--- start of MATERIAL FOR THIS TASK ---

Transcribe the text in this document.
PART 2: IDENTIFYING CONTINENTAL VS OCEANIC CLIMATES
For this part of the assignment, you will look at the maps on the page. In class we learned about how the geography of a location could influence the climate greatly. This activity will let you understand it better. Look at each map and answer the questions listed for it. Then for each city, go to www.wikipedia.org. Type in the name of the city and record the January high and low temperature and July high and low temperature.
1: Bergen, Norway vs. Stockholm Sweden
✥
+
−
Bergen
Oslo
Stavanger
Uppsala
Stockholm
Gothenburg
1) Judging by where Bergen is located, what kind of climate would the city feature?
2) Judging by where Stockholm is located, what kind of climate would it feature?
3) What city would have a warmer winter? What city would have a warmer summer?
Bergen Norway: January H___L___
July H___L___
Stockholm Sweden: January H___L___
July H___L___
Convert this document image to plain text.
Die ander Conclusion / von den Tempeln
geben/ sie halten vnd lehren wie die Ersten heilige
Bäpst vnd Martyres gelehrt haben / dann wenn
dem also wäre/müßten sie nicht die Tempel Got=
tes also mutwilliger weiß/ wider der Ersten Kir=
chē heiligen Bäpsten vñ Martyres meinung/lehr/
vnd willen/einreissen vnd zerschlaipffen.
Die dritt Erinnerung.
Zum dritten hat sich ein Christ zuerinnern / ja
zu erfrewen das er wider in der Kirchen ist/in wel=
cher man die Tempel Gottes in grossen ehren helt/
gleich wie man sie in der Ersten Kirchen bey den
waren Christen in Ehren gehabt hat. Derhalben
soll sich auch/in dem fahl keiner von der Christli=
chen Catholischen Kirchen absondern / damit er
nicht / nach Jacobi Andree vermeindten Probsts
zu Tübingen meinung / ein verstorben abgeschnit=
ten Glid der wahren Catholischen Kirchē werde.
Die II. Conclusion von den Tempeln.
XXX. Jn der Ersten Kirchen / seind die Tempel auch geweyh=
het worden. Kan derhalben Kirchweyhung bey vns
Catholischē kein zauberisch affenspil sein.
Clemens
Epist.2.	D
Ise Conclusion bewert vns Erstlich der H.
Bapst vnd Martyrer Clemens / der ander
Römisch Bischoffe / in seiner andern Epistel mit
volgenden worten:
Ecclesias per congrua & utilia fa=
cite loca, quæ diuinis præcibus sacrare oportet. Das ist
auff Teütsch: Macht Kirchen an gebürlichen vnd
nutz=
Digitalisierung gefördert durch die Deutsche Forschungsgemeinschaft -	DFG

--- end of MATERIAL FOR THIS TASK ---

_AIM:_ Exact repetition is required for the lines from the one that contains "Convert this document image to plain text." through the final line; leave out everything else.

_RESULT:_
Convert this document image to plain text.
Die ander Conclusion / von den Tempeln
geben/ sie halten vnd lehren wie die Ersten heilige
Bäpst vnd Martyres gelehrt haben / dann wenn
dem also wäre/müßten sie nicht die Tempel Got=
tes also mutwilliger weiß/ wider der Ersten Kir=
chē heiligen Bäpsten vñ Martyres meinung/lehr/
vnd willen/einreissen vnd zerschlaipffen.
Die dritt Erinnerung.
Zum dritten hat sich ein Christ zuerinnern / ja
zu erfrewen das er wider in der Kirchen ist/in wel=
cher man die Tempel Gottes in grossen ehren helt/
gleich wie man sie in der Ersten Kirchen bey den
waren Christen in Ehren gehabt hat. Derhalben
soll sich auch/in dem fahl keiner von der Christli=
chen Catholischen Kirchen absondern / damit er
nicht / nach Jacobi Andree vermeindten Probsts
zu Tübingen meinung / ein verstorben abgeschnit=
ten Glid der wahren Catholischen Kirchē werde.
Die II. Conclusion von den Tempeln.
XXX. Jn der Ersten Kirchen / seind die Tempel auch geweyh=
het worden. Kan derhalben Kirchweyhung bey vns
Catholischē kein zauberisch affenspil sein.
Clemens
Epist.2.	D
Ise Conclusion bewert vns Erstlich der H.
Bapst vnd Martyrer Clemens / der ander
Römisch Bischoffe / in seiner andern Epistel mit
volgenden worten:
Ecclesias per congrua & utilia fa=
cite loca, quæ diuinis præcibus sacrare oportet. Das ist
auff Teütsch: Macht Kirchen an gebürlichen vnd
nutz=
Digitalisierung gefördert durch die Deutsche Forschungsgemeinschaft -	DFG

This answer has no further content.